[Collected data]:
════

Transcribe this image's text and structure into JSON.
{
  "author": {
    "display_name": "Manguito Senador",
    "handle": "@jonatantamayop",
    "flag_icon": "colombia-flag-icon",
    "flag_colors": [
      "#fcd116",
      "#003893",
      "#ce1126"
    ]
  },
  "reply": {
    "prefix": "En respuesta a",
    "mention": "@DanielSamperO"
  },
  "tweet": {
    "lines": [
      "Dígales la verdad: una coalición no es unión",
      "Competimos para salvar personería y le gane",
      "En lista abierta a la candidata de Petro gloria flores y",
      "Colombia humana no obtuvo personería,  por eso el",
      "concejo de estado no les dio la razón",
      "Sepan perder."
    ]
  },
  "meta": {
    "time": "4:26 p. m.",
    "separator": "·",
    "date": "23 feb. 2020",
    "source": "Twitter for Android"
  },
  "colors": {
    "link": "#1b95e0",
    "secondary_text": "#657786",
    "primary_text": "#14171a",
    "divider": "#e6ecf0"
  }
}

════

[INSTRUCTIONS TO FOLLOW]: Every entry must be quoted exactly as it appears above.

[FULL ANSWER]:
Transcribe this image's text and structure into JSON.
{
  "author": {
    "display_name": "Manguito Senador",
    "handle": "@jonatantamayop",
    "flag_icon": "colombia-flag-icon",
    "flag_colors": [
      "#fcd116",
      "#003893",
      "#ce1126"
    ]
  },
  "reply": {
    "prefix": "En respuesta a",
    "mention": "@DanielSamperO"
  },
  "tweet": {
    "lines": [
      "Dígales la verdad: una coalición no es unión",
      "Competimos para salvar personería y le gane",
      "En lista abierta a la candidata de Petro gloria flores y",
      "Colombia humana no obtuvo personería,  por eso el",
      "concejo de estado no les dio la razón",
      "Sepan perder."
    ]
  },
  "meta": {
    "time": "4:26 p. m.",
    "separator": "·",
    "date": "23 feb. 2020",
    "source": "Twitter for Android"
  },
  "colors": {
    "link": "#1b95e0",
    "secondary_text": "#657786",
    "primary_text": "#14171a",
    "divider": "#e6ecf0"
  }
}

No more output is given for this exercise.